▶ **Task directions**: In how many lines of the data does the word "content" appear? Give the number by itself.

[START Supplied information]

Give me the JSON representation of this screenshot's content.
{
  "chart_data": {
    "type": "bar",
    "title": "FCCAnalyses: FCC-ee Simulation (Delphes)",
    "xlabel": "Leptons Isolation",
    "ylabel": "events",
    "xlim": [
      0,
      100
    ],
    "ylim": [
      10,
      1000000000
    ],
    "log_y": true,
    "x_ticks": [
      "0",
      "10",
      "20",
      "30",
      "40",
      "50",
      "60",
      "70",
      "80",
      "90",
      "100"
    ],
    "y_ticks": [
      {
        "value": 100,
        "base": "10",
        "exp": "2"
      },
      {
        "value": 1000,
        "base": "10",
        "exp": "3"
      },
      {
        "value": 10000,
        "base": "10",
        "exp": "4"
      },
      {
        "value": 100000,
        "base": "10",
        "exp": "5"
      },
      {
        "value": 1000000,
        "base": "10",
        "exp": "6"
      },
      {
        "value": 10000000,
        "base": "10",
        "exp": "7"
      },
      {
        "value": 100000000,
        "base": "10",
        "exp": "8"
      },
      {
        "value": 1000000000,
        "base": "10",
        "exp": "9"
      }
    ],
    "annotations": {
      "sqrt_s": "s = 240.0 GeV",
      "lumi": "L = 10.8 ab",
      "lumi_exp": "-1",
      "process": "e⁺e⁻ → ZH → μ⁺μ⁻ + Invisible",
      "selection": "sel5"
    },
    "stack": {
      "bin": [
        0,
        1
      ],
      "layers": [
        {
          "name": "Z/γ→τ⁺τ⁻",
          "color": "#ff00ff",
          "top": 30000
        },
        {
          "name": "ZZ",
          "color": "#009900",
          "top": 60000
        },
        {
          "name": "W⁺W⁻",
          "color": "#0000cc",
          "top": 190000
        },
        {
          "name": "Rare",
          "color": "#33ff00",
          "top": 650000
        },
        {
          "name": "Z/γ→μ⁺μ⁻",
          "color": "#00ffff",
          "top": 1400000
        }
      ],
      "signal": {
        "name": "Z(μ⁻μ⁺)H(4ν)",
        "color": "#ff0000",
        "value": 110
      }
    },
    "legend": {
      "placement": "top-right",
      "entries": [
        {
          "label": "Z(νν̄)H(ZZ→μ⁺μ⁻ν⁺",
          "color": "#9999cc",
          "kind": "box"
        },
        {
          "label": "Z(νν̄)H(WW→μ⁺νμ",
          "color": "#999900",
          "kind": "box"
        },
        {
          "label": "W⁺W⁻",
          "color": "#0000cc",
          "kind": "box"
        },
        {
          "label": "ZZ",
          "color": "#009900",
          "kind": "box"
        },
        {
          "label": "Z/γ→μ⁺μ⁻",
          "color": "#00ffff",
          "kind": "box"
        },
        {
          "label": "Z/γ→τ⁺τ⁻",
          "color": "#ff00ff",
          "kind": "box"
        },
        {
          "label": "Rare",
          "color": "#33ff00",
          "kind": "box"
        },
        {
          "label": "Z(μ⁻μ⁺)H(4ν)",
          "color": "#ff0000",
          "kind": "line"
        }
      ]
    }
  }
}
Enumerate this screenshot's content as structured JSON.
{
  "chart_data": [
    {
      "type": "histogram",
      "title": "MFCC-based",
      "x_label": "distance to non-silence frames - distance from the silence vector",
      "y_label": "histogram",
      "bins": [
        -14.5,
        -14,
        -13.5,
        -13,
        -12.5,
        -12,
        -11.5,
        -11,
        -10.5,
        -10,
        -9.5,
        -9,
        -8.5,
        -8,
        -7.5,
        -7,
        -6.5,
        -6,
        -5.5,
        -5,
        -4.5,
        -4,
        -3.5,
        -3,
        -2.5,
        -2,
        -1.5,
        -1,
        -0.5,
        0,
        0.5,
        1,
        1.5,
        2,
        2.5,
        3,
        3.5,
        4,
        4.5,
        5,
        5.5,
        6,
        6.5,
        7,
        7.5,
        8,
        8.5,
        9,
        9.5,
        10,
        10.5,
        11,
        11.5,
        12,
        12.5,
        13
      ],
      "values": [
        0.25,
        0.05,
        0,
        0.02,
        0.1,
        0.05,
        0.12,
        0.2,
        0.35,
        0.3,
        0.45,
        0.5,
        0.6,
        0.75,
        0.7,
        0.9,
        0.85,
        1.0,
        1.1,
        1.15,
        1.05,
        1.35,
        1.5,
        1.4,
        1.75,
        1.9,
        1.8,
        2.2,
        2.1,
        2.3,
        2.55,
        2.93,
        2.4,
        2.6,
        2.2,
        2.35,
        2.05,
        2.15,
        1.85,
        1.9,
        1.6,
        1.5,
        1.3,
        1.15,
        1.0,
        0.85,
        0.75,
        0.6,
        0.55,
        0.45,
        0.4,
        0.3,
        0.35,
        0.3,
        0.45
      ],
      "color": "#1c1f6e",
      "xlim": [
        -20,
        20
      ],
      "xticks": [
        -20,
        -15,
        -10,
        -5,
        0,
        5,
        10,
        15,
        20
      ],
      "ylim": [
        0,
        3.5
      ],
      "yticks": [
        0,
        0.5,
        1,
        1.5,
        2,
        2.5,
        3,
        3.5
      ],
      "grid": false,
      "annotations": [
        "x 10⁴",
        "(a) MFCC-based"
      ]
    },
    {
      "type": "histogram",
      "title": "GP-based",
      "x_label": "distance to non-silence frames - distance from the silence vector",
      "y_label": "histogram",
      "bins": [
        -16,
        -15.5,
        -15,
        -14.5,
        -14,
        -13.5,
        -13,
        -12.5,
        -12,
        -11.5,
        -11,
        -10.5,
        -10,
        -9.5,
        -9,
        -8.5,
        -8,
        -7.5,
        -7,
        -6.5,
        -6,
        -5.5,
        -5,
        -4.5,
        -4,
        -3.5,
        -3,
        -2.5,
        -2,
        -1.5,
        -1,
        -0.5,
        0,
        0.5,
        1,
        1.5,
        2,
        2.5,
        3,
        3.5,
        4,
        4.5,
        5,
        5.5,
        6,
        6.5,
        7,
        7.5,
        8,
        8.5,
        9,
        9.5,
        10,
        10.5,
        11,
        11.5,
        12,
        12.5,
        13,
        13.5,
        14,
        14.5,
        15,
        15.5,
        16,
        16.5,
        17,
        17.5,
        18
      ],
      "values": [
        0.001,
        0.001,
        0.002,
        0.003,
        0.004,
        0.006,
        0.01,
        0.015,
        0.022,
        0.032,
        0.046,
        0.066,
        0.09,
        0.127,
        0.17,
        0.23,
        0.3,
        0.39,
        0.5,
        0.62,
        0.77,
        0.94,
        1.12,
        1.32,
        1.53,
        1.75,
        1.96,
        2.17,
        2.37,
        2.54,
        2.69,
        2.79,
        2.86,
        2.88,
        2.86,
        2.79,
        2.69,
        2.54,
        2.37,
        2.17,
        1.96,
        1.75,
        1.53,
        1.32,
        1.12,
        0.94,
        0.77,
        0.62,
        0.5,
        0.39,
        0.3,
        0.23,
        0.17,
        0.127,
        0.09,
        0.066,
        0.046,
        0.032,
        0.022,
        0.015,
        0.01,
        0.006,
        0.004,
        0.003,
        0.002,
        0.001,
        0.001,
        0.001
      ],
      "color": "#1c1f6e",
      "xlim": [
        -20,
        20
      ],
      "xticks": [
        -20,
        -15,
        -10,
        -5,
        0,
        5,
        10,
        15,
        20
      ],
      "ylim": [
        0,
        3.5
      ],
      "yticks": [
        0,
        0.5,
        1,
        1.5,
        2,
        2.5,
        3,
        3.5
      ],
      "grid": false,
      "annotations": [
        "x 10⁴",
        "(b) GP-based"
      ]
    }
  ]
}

[END Supplied information]

▶ **Task output**: 2